Exercise prompt: Retype everything in the listing, leaving each line exactly as it is.

Source data:
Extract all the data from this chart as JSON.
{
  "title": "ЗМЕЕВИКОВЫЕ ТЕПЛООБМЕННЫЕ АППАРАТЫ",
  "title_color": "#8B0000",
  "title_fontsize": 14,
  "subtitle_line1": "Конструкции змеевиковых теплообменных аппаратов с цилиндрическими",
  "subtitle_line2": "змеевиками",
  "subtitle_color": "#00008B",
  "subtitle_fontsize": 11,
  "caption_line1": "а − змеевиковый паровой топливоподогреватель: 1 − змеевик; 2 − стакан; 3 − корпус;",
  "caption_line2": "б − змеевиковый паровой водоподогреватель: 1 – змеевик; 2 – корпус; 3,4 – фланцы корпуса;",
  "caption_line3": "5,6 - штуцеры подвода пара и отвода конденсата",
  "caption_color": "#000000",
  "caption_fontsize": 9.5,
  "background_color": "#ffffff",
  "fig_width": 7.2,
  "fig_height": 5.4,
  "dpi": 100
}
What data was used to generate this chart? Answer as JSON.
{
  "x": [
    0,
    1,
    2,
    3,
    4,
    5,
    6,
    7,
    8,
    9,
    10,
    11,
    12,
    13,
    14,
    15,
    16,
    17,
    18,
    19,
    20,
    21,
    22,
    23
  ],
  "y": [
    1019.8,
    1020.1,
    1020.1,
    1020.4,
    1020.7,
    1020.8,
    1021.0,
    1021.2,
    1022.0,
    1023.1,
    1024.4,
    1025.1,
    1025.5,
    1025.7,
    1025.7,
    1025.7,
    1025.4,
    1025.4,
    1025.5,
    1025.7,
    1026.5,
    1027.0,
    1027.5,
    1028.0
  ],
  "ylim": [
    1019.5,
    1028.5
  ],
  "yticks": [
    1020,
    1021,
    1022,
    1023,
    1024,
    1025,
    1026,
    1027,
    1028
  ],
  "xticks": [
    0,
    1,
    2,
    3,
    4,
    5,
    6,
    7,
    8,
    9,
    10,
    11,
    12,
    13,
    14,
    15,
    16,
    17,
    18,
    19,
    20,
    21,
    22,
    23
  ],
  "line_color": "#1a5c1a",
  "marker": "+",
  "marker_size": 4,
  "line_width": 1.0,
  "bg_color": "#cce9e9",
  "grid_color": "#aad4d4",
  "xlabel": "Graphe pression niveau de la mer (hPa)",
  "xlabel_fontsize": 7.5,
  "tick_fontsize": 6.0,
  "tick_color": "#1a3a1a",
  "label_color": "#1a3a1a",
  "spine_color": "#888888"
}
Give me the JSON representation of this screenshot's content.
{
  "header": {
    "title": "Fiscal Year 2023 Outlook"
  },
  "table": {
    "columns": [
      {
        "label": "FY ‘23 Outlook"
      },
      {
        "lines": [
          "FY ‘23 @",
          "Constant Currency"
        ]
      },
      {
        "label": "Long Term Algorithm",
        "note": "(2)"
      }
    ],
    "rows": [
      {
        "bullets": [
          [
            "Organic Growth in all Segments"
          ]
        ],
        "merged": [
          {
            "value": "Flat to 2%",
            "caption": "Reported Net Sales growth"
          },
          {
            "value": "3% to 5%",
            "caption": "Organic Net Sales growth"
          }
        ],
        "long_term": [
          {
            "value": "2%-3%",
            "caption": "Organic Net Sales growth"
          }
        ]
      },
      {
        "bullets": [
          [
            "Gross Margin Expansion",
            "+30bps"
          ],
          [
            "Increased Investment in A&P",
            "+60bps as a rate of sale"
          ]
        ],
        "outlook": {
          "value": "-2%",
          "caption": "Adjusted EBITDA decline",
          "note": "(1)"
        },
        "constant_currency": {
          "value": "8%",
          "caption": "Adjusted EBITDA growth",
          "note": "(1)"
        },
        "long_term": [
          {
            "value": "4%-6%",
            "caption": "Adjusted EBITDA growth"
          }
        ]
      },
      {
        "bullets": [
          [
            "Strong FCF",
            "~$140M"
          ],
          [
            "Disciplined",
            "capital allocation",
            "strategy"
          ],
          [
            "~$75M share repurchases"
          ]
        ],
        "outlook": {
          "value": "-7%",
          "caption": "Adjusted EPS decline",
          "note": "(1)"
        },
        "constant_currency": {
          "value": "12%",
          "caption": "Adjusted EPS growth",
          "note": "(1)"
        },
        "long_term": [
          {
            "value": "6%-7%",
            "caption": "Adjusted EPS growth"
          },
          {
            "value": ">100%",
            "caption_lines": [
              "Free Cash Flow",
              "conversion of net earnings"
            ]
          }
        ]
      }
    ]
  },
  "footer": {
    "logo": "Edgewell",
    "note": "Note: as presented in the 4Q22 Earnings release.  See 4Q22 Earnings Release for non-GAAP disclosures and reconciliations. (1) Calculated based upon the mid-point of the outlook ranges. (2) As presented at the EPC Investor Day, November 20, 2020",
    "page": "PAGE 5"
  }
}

Output:
Extract all the data from this chart as JSON.
{
  "title": "ЗМЕЕВИКОВЫЕ ТЕПЛООБМЕННЫЕ АППАРАТЫ",
  "title_color": "#8B0000",
  "title_fontsize": 14,
  "subtitle_line1": "Конструкции змеевиковых теплообменных аппаратов с цилиндрическими",
  "subtitle_line2": "змеевиками",
  "subtitle_color": "#00008B",
  "subtitle_fontsize": 11,
  "caption_line1": "а − змеевиковый паровой топливоподогреватель: 1 − змеевик; 2 − стакан; 3 − корпус;",
  "caption_line2": "б − змеевиковый паровой водоподогреватель: 1 – змеевик; 2 – корпус; 3,4 – фланцы корпуса;",
  "caption_line3": "5,6 - штуцеры подвода пара и отвода конденсата",
  "caption_color": "#000000",
  "caption_fontsize": 9.5,
  "background_color": "#ffffff",
  "fig_width": 7.2,
  "fig_height": 5.4,
  "dpi": 100
}
What data was used to generate this chart? Answer as JSON.
{
  "x": [
    0,
    1,
    2,
    3,
    4,
    5,
    6,
    7,
    8,
    9,
    10,
    11,
    12,
    13,
    14,
    15,
    16,
    17,
    18,
    19,
    20,
    21,
    22,
    23
  ],
  "y": [
    1019.8,
    1020.1,
    1020.1,
    1020.4,
    1020.7,
    1020.8,
    1021.0,
    1021.2,
    1022.0,
    1023.1,
    1024.4,
    1025.1,
    1025.5,
    1025.7,
    1025.7,
    1025.7,
    1025.4,
    1025.4,
    1025.5,
    1025.7,
    1026.5,
    1027.0,
    1027.5,
    1028.0
  ],
  "ylim": [
    1019.5,
    1028.5
  ],
  "yticks": [
    1020,
    1021,
    1022,
    1023,
    1024,
    1025,
    1026,
    1027,
    1028
  ],
  "xticks": [
    0,
    1,
    2,
    3,
    4,
    5,
    6,
    7,
    8,
    9,
    10,
    11,
    12,
    13,
    14,
    15,
    16,
    17,
    18,
    19,
    20,
    21,
    22,
    23
  ],
  "line_color": "#1a5c1a",
  "marker": "+",
  "marker_size": 4,
  "line_width": 1.0,
  "bg_color": "#cce9e9",
  "grid_color": "#aad4d4",
  "xlabel": "Graphe pression niveau de la mer (hPa)",
  "xlabel_fontsize": 7.5,
  "tick_fontsize": 6.0,
  "tick_color": "#1a3a1a",
  "label_color": "#1a3a1a",
  "spine_color": "#888888"
}
Give me the JSON representation of this screenshot's content.
{
  "header": {
    "title": "Fiscal Year 2023 Outlook"
  },
  "table": {
    "columns": [
      {
        "label": "FY ‘23 Outlook"
      },
      {
        "lines": [
          "FY ‘23 @",
          "Constant Currency"
        ]
      },
      {
        "label": "Long Term Algorithm",
        "note": "(2)"
      }
    ],
    "rows": [
      {
        "bullets": [
          [
            "Organic Growth in all Segments"
          ]
        ],
        "merged": [
          {
            "value": "Flat to 2%",
            "caption": "Reported Net Sales growth"
          },
          {
            "value": "3% to 5%",
            "caption": "Organic Net Sales growth"
          }
        ],
        "long_term": [
          {
            "value": "2%-3%",
            "caption": "Organic Net Sales growth"
          }
        ]
      },
      {
        "bullets": [
          [
            "Gross Margin Expansion",
            "+30bps"
          ],
          [
            "Increased Investment in A&P",
            "+60bps as a rate of sale"
          ]
        ],
        "outlook": {
          "value": "-2%",
          "caption": "Adjusted EBITDA decline",
          "note": "(1)"
        },
        "constant_currency": {
          "value": "8%",
          "caption": "Adjusted EBITDA growth",
          "note": "(1)"
        },
        "long_term": [
          {
            "value": "4%-6%",
            "caption": "Adjusted EBITDA growth"
          }
        ]
      },
      {
        "bullets": [
          [
            "Strong FCF",
            "~$140M"
          ],
          [
            "Disciplined",
            "capital allocation",
            "strategy"
          ],
          [
            "~$75M share repurchases"
          ]
        ],
        "outlook": {
          "value": "-7%",
          "caption": "Adjusted EPS decline",
          "note": "(1)"
        },
        "constant_currency": {
          "value": "12%",
          "caption": "Adjusted EPS growth",
          "note": "(1)"
        },
        "long_term": [
          {
            "value": "6%-7%",
            "caption": "Adjusted EPS growth"
          },
          {
            "value": ">100%",
            "caption_lines": [
              "Free Cash Flow",
              "conversion of net earnings"
            ]
          }
        ]
      }
    ]
  },
  "footer": {
    "logo": "Edgewell",
    "note": "Note: as presented in the 4Q22 Earnings release.  See 4Q22 Earnings Release for non-GAAP disclosures and reconciliations. (1) Calculated based upon the mid-point of the outlook ranges. (2) As presented at the EPC Investor Day, November 20, 2020",
    "page": "PAGE 5"
  }
}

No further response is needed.